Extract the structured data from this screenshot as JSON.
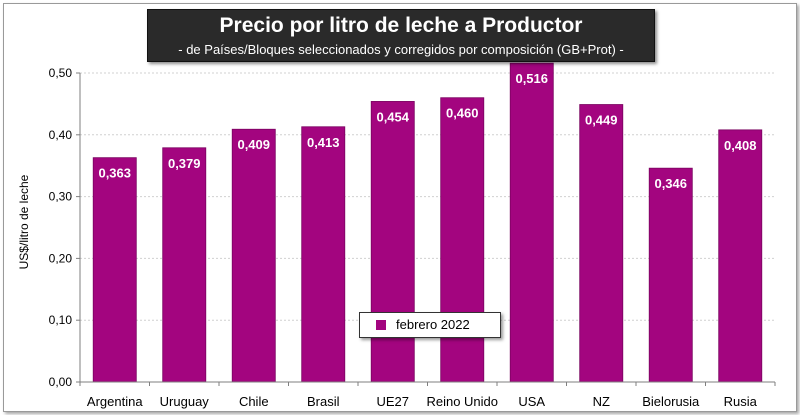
{
  "chart_data": {
    "type": "bar",
    "title": "Precio por litro de leche a Productor",
    "subtitle": "-  de Países/Bloques seleccionados y corregidos por composición (GB+Prot) -",
    "xlabel": "",
    "ylabel": "US$/litro de leche",
    "ylim": [
      0,
      0.5
    ],
    "yticks": [
      "0,00",
      "0,10",
      "0,20",
      "0,30",
      "0,40",
      "0,50"
    ],
    "ytick_values": [
      0,
      0.1,
      0.2,
      0.3,
      0.4,
      0.5
    ],
    "categories": [
      "Argentina",
      "Uruguay",
      "Chile",
      "Brasil",
      "UE27",
      "Reino Unido",
      "USA",
      "NZ",
      "Bielorusia",
      "Rusia"
    ],
    "series": [
      {
        "name": "febrero 2022",
        "values": [
          0.363,
          0.379,
          0.409,
          0.413,
          0.454,
          0.46,
          0.516,
          0.449,
          0.346,
          0.408
        ],
        "labels": [
          "0,363",
          "0,379",
          "0,409",
          "0,413",
          "0,454",
          "0,460",
          "0,516",
          "0,449",
          "0,346",
          "0,408"
        ]
      }
    ],
    "legend": {
      "position": "bottom-center",
      "label": "febrero 2022"
    },
    "grid": true
  },
  "colors": {
    "bar": "#a3057f",
    "bar_edge": "#7a0360",
    "grid": "#d0d0d0",
    "axis": "#7f7f7f",
    "title_bg": "#2a2a2a"
  }
}
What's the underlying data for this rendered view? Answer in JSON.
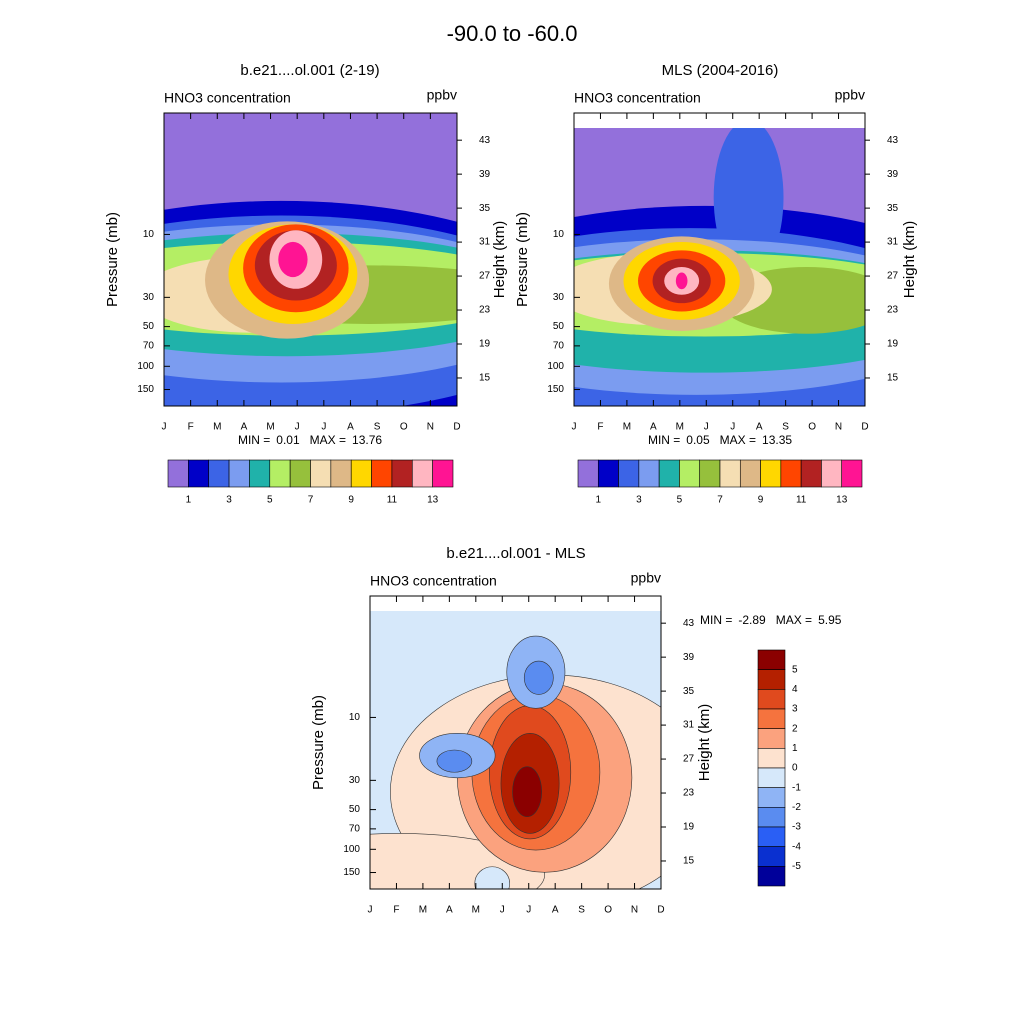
{
  "title": "-90.0 to -60.0",
  "chart_data": [
    {
      "type": "contour",
      "title": "b.e21....ol.001 (2-19)",
      "subtitle_left": "HNO3 concentration",
      "subtitle_right": "ppbv",
      "y_label": "Pressure (mb)",
      "y2_label": "Height (km)",
      "log_scale": true,
      "categories": [
        "J",
        "F",
        "M",
        "A",
        "M",
        "J",
        "J",
        "A",
        "S",
        "O",
        "N",
        "D"
      ],
      "ylim": [
        200,
        1.2
      ],
      "yticks": [
        10,
        30,
        50,
        70,
        100,
        150
      ],
      "y2lim": [
        11.7,
        46.2
      ],
      "y2ticks": [
        15,
        19,
        23,
        27,
        31,
        35,
        39,
        43
      ],
      "min_label": "MIN =",
      "min": 0.01,
      "max_label": "MAX =",
      "max": 13.76,
      "colorbar": {
        "colors": [
          "#9370db",
          "#0000c8",
          "#3c64e6",
          "#7b9cf0",
          "#20b2aa",
          "#b4ee64",
          "#96c03c",
          "#f5deb3",
          "#deb887",
          "#ffd700",
          "#ff4500",
          "#b22222",
          "#ffb6c1",
          "#ff1493"
        ],
        "labels": [
          1,
          3,
          5,
          7,
          9,
          11,
          13
        ]
      }
    },
    {
      "type": "contour",
      "title": "MLS (2004-2016)",
      "subtitle_left": "HNO3 concentration",
      "subtitle_right": "ppbv",
      "y_label": "Pressure (mb)",
      "y2_label": "Height (km)",
      "log_scale": true,
      "categories": [
        "J",
        "F",
        "M",
        "A",
        "M",
        "J",
        "J",
        "A",
        "S",
        "O",
        "N",
        "D"
      ],
      "ylim": [
        200,
        1.2
      ],
      "yticks": [
        10,
        30,
        50,
        70,
        100,
        150
      ],
      "y2lim": [
        11.7,
        46.2
      ],
      "y2ticks": [
        15,
        19,
        23,
        27,
        31,
        35,
        39,
        43
      ],
      "min_label": "MIN =",
      "min": 0.05,
      "max_label": "MAX =",
      "max": 13.35,
      "colorbar": {
        "colors": [
          "#9370db",
          "#0000c8",
          "#3c64e6",
          "#7b9cf0",
          "#20b2aa",
          "#b4ee64",
          "#96c03c",
          "#f5deb3",
          "#deb887",
          "#ffd700",
          "#ff4500",
          "#b22222",
          "#ffb6c1",
          "#ff1493"
        ],
        "labels": [
          1,
          3,
          5,
          7,
          9,
          11,
          13
        ]
      }
    },
    {
      "type": "contour",
      "title": "b.e21....ol.001 - MLS",
      "subtitle_left": "HNO3 concentration",
      "subtitle_right": "ppbv",
      "y_label": "Pressure (mb)",
      "y2_label": "Height (km)",
      "log_scale": true,
      "categories": [
        "J",
        "F",
        "M",
        "A",
        "M",
        "J",
        "J",
        "A",
        "S",
        "O",
        "N",
        "D"
      ],
      "ylim": [
        200,
        1.2
      ],
      "yticks": [
        10,
        30,
        50,
        70,
        100,
        150
      ],
      "y2lim": [
        11.7,
        46.2
      ],
      "y2ticks": [
        15,
        19,
        23,
        27,
        31,
        35,
        39,
        43
      ],
      "min_label": "MIN =",
      "min": -2.89,
      "max_label": "MAX =",
      "max": 5.95,
      "colorbar": {
        "colors": [
          "#8b0000",
          "#b42000",
          "#e04a1e",
          "#f5733e",
          "#fba27e",
          "#fde2cf",
          "#d6e8fa",
          "#8fb4f5",
          "#5a8cf0",
          "#2a5ff5",
          "#0a30d0",
          "#00009a"
        ],
        "labels": [
          5,
          4,
          3,
          2,
          1,
          0,
          -1,
          -2,
          -3,
          -4,
          -5
        ]
      }
    }
  ]
}
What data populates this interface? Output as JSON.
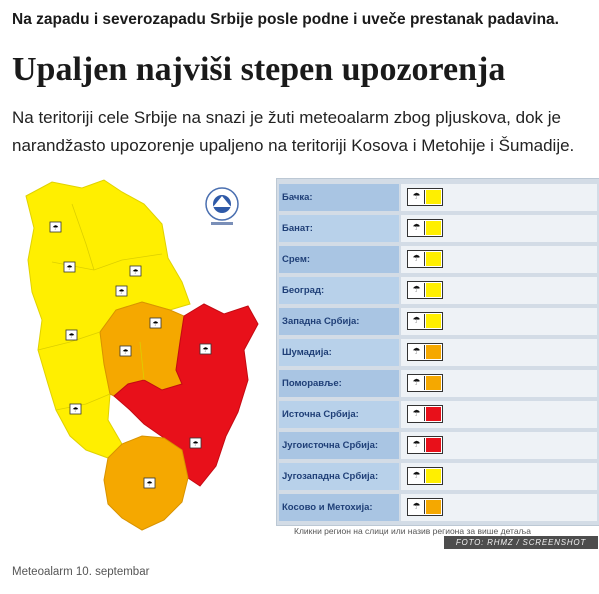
{
  "article": {
    "lead": "Na zapadu i severozapadu Srbije posle podne i uveče prestanak padavina.",
    "headline": "Upaljen najviši stepen upozorenja",
    "intro": "Na teritoriji cele Srbije na snazi je žuti meteoalarm zbog pljuskova, dok je narandžasto upozorenje upaljeno na teritoriji Kosova i Metohije i Šumadije.",
    "caption": "Meteoalarm 10. septembar"
  },
  "figure": {
    "credit": "FOTO: RHMZ / SCREENSHOT",
    "table_note": "Кликни регион на слици или назив региона за више детаља",
    "colors": {
      "yellow": "#ffef00",
      "orange": "#f5a800",
      "red": "#e8101a",
      "table_bg": "#d3dce6"
    },
    "regions": [
      {
        "name": "Бачка:",
        "level": "yellow",
        "icon": "rain-shower-icon"
      },
      {
        "name": "Банат:",
        "level": "yellow",
        "icon": "rain-shower-icon"
      },
      {
        "name": "Срем:",
        "level": "yellow",
        "icon": "rain-shower-icon"
      },
      {
        "name": "Београд:",
        "level": "yellow",
        "icon": "rain-shower-icon"
      },
      {
        "name": "Западна Србија:",
        "level": "yellow",
        "icon": "rain-shower-icon"
      },
      {
        "name": "Шумадија:",
        "level": "orange",
        "icon": "rain-shower-icon"
      },
      {
        "name": "Поморавље:",
        "level": "orange",
        "icon": "rain-shower-icon"
      },
      {
        "name": "Источна Србија:",
        "level": "red",
        "icon": "rain-shower-icon"
      },
      {
        "name": "Југоисточна Србија:",
        "level": "red",
        "icon": "rain-shower-icon"
      },
      {
        "name": "Југозападна Србија:",
        "level": "yellow",
        "icon": "rain-shower-icon"
      },
      {
        "name": "Косово и Метохија:",
        "level": "orange",
        "icon": "rain-shower-icon"
      }
    ]
  }
}
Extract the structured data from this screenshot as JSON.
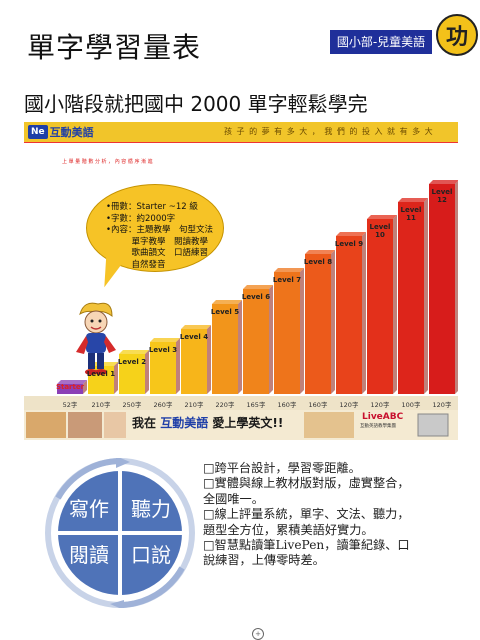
{
  "header": {
    "title": "單字學習量表",
    "badge": "國小部-兒童美語",
    "seal_char": "功",
    "subtitle": "國小階段就把國中 2000 單字輕鬆學完"
  },
  "infographic": {
    "logo_mark": "Ne",
    "logo_text": "互動美語",
    "slogan": "孩 子 的 夢 有 多 大 ， 我 們 的 投 入 就 有 多 大",
    "small_heading": "上 單 量 階 數 分 析 ， 內 容 循 序 漸 進",
    "bubble_lines": [
      "•冊數：Starter ~12 級",
      "•字數：約2000字",
      "•內容：主題教學　句型文法",
      "　　　單字教學　閱讀教學",
      "　　　歌曲韻文　口語練習",
      "　　　自然發音"
    ],
    "levels": [
      {
        "label": "Starter",
        "price": "52字"
      },
      {
        "label": "Level 1",
        "price": "210字"
      },
      {
        "label": "Level 2",
        "price": "250字"
      },
      {
        "label": "Level 3",
        "price": "260字"
      },
      {
        "label": "Level 4",
        "price": "210字"
      },
      {
        "label": "Level 5",
        "price": "220字"
      },
      {
        "label": "Level 6",
        "price": "165字"
      },
      {
        "label": "Level 7",
        "price": "160字"
      },
      {
        "label": "Level 8",
        "price": "160字"
      },
      {
        "label": "Level 9",
        "price": "120字"
      },
      {
        "label": "Level 10",
        "price": "120字"
      },
      {
        "label": "Level 11",
        "price": "100字"
      },
      {
        "label": "Level 12",
        "price": "120字"
      }
    ],
    "banner_pre": "我在",
    "banner_brand": "互動美語",
    "banner_post": "愛上學英文!!",
    "liveabc": "LiveABC",
    "liveabc_sub": "互動英語教學集團"
  },
  "cycle": {
    "items": [
      "寫作",
      "聽力",
      "閱讀",
      "口說"
    ]
  },
  "features": [
    "□跨平台設計，學習零距離。",
    "□實體與線上教材版對版，虛實整合，全國唯一。",
    "□線上評量系統，單字、文法、聽力，題型全方位，累積美語好實力。",
    "□智慧點讀筆LivePen，讀筆紀錄、口說練習，上傳零時差。"
  ],
  "colors": {
    "badge_bg": "#1f2f9a",
    "header_yellow": "#f1c52a",
    "cycle_blue": "#4f73b8"
  }
}
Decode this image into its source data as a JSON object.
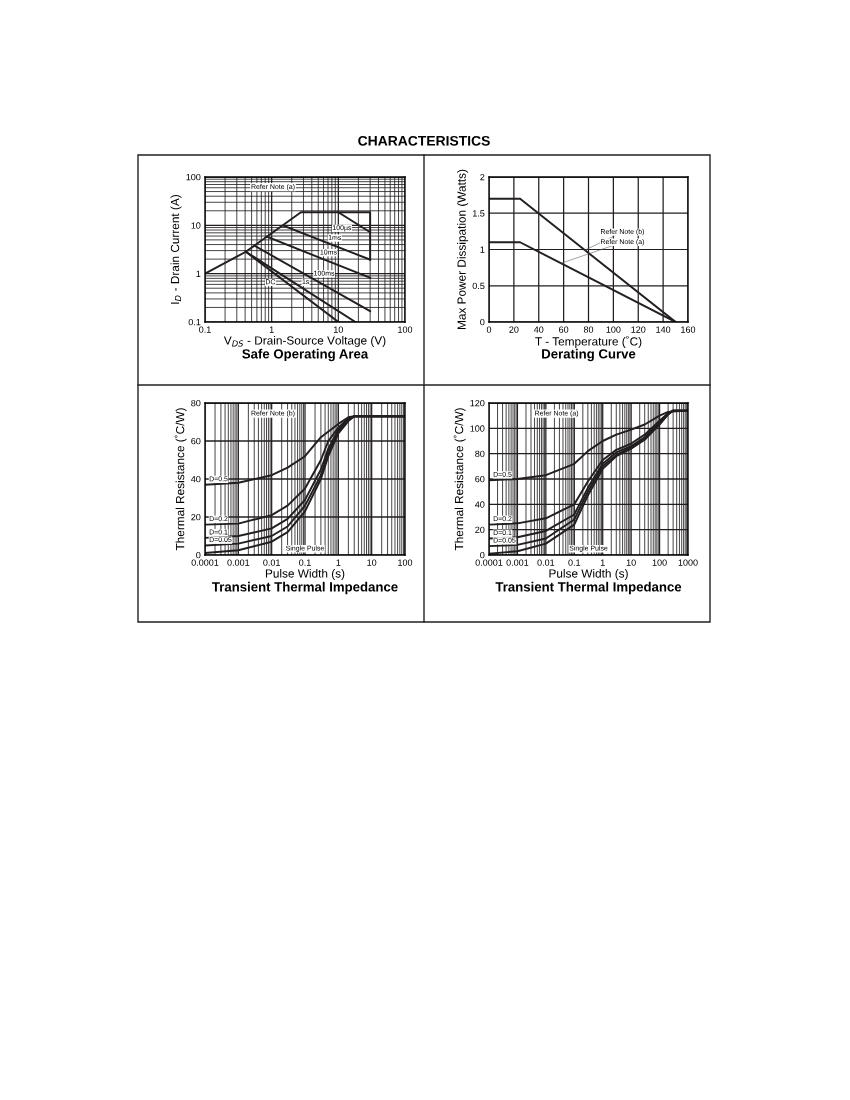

Task prompt. Work out how many lines of the listing above include "Србија". Answer with the number and nothing more.

Finished answer. 4